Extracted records
════════

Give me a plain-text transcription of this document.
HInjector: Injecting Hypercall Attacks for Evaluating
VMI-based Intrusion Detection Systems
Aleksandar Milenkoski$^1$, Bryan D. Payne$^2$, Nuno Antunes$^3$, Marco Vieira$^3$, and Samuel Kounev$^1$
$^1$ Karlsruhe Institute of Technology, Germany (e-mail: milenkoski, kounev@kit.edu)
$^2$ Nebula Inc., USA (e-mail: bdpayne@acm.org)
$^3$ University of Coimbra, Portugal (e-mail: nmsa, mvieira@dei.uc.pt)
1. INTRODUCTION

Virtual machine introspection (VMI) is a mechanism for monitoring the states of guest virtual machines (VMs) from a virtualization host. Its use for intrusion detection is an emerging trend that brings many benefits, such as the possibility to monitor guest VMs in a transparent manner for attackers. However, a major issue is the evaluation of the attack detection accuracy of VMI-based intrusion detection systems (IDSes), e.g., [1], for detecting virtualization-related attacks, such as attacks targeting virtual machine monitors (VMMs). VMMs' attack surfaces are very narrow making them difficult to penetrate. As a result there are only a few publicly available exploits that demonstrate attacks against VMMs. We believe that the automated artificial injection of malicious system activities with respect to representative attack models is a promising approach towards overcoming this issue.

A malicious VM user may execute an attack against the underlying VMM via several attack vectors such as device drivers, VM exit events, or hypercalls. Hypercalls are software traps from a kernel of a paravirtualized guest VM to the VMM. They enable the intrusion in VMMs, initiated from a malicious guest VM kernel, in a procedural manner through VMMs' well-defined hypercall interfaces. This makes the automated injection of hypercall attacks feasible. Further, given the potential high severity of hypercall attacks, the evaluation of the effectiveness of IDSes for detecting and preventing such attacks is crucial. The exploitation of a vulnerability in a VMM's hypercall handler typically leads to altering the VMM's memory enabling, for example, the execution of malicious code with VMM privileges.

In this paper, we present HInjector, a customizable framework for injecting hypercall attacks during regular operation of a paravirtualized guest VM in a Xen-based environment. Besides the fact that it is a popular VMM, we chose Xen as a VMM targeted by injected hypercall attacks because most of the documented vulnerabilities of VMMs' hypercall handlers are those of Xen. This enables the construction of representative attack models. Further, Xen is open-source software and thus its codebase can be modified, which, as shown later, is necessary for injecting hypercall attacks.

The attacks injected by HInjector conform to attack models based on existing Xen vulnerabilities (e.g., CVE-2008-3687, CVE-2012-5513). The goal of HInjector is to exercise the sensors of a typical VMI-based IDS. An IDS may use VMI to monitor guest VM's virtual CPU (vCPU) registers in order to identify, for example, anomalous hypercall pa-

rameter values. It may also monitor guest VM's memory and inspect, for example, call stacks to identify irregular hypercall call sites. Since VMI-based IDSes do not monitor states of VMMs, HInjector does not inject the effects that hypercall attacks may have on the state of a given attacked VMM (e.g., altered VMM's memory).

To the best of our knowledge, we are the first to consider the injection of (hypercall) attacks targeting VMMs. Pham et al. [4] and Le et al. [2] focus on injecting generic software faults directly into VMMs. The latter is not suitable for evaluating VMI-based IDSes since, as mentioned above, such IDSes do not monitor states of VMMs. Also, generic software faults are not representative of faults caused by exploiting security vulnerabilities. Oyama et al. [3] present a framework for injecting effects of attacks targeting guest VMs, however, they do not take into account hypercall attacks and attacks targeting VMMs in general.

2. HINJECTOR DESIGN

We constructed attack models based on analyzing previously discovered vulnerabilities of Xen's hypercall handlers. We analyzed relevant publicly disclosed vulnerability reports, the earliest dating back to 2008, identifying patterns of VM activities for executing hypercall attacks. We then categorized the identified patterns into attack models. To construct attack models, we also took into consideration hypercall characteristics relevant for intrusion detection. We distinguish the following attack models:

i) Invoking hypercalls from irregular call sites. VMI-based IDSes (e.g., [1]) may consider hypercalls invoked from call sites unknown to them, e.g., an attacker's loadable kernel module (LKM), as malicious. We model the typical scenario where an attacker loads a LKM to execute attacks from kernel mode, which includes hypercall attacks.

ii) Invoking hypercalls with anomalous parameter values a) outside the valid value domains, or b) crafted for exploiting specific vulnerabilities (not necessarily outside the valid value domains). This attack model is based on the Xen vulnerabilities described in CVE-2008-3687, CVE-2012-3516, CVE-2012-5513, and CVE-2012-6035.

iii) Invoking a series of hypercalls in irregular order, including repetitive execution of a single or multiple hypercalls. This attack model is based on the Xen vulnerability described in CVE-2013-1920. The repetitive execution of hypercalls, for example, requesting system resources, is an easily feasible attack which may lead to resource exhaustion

════════

Repeat the material above in full, keeping every word.

**Result for this task**
Give me a plain-text transcription of this document.
HInjector: Injecting Hypercall Attacks for Evaluating
VMI-based Intrusion Detection Systems
Aleksandar Milenkoski$^1$, Bryan D. Payne$^2$, Nuno Antunes$^3$, Marco Vieira$^3$, and Samuel Kounev$^1$
$^1$ Karlsruhe Institute of Technology, Germany (e-mail: milenkoski, kounev@kit.edu)
$^2$ Nebula Inc., USA (e-mail: bdpayne@acm.org)
$^3$ University of Coimbra, Portugal (e-mail: nmsa, mvieira@dei.uc.pt)
1. INTRODUCTION

Virtual machine introspection (VMI) is a mechanism for monitoring the states of guest virtual machines (VMs) from a virtualization host. Its use for intrusion detection is an emerging trend that brings many benefits, such as the possibility to monitor guest VMs in a transparent manner for attackers. However, a major issue is the evaluation of the attack detection accuracy of VMI-based intrusion detection systems (IDSes), e.g., [1], for detecting virtualization-related attacks, such as attacks targeting virtual machine monitors (VMMs). VMMs' attack surfaces are very narrow making them difficult to penetrate. As a result there are only a few publicly available exploits that demonstrate attacks against VMMs. We believe that the automated artificial injection of malicious system activities with respect to representative attack models is a promising approach towards overcoming this issue.

A malicious VM user may execute an attack against the underlying VMM via several attack vectors such as device drivers, VM exit events, or hypercalls. Hypercalls are software traps from a kernel of a paravirtualized guest VM to the VMM. They enable the intrusion in VMMs, initiated from a malicious guest VM kernel, in a procedural manner through VMMs' well-defined hypercall interfaces. This makes the automated injection of hypercall attacks feasible. Further, given the potential high severity of hypercall attacks, the evaluation of the effectiveness of IDSes for detecting and preventing such attacks is crucial. The exploitation of a vulnerability in a VMM's hypercall handler typically leads to altering the VMM's memory enabling, for example, the execution of malicious code with VMM privileges.

In this paper, we present HInjector, a customizable framework for injecting hypercall attacks during regular operation of a paravirtualized guest VM in a Xen-based environment. Besides the fact that it is a popular VMM, we chose Xen as a VMM targeted by injected hypercall attacks because most of the documented vulnerabilities of VMMs' hypercall handlers are those of Xen. This enables the construction of representative attack models. Further, Xen is open-source software and thus its codebase can be modified, which, as shown later, is necessary for injecting hypercall attacks.

The attacks injected by HInjector conform to attack models based on existing Xen vulnerabilities (e.g., CVE-2008-3687, CVE-2012-5513). The goal of HInjector is to exercise the sensors of a typical VMI-based IDS. An IDS may use VMI to monitor guest VM's virtual CPU (vCPU) registers in order to identify, for example, anomalous hypercall pa-

rameter values. It may also monitor guest VM's memory and inspect, for example, call stacks to identify irregular hypercall call sites. Since VMI-based IDSes do not monitor states of VMMs, HInjector does not inject the effects that hypercall attacks may have on the state of a given attacked VMM (e.g., altered VMM's memory).

To the best of our knowledge, we are the first to consider the injection of (hypercall) attacks targeting VMMs. Pham et al. [4] and Le et al. [2] focus on injecting generic software faults directly into VMMs. The latter is not suitable for evaluating VMI-based IDSes since, as mentioned above, such IDSes do not monitor states of VMMs. Also, generic software faults are not representative of faults caused by exploiting security vulnerabilities. Oyama et al. [3] present a framework for injecting effects of attacks targeting guest VMs, however, they do not take into account hypercall attacks and attacks targeting VMMs in general.

2. HINJECTOR DESIGN

We constructed attack models based on analyzing previously discovered vulnerabilities of Xen's hypercall handlers. We analyzed relevant publicly disclosed vulnerability reports, the earliest dating back to 2008, identifying patterns of VM activities for executing hypercall attacks. We then categorized the identified patterns into attack models. To construct attack models, we also took into consideration hypercall characteristics relevant for intrusion detection. We distinguish the following attack models:

i) Invoking hypercalls from irregular call sites. VMI-based IDSes (e.g., [1]) may consider hypercalls invoked from call sites unknown to them, e.g., an attacker's loadable kernel module (LKM), as malicious. We model the typical scenario where an attacker loads a LKM to execute attacks from kernel mode, which includes hypercall attacks.

ii) Invoking hypercalls with anomalous parameter values a) outside the valid value domains, or b) crafted for exploiting specific vulnerabilities (not necessarily outside the valid value domains). This attack model is based on the Xen vulnerabilities described in CVE-2008-3687, CVE-2012-3516, CVE-2012-5513, and CVE-2012-6035.

iii) Invoking a series of hypercalls in irregular order, including repetitive execution of a single or multiple hypercalls. This attack model is based on the Xen vulnerability described in CVE-2013-1920. The repetitive execution of hypercalls, for example, requesting system resources, is an easily feasible attack which may lead to resource exhaustion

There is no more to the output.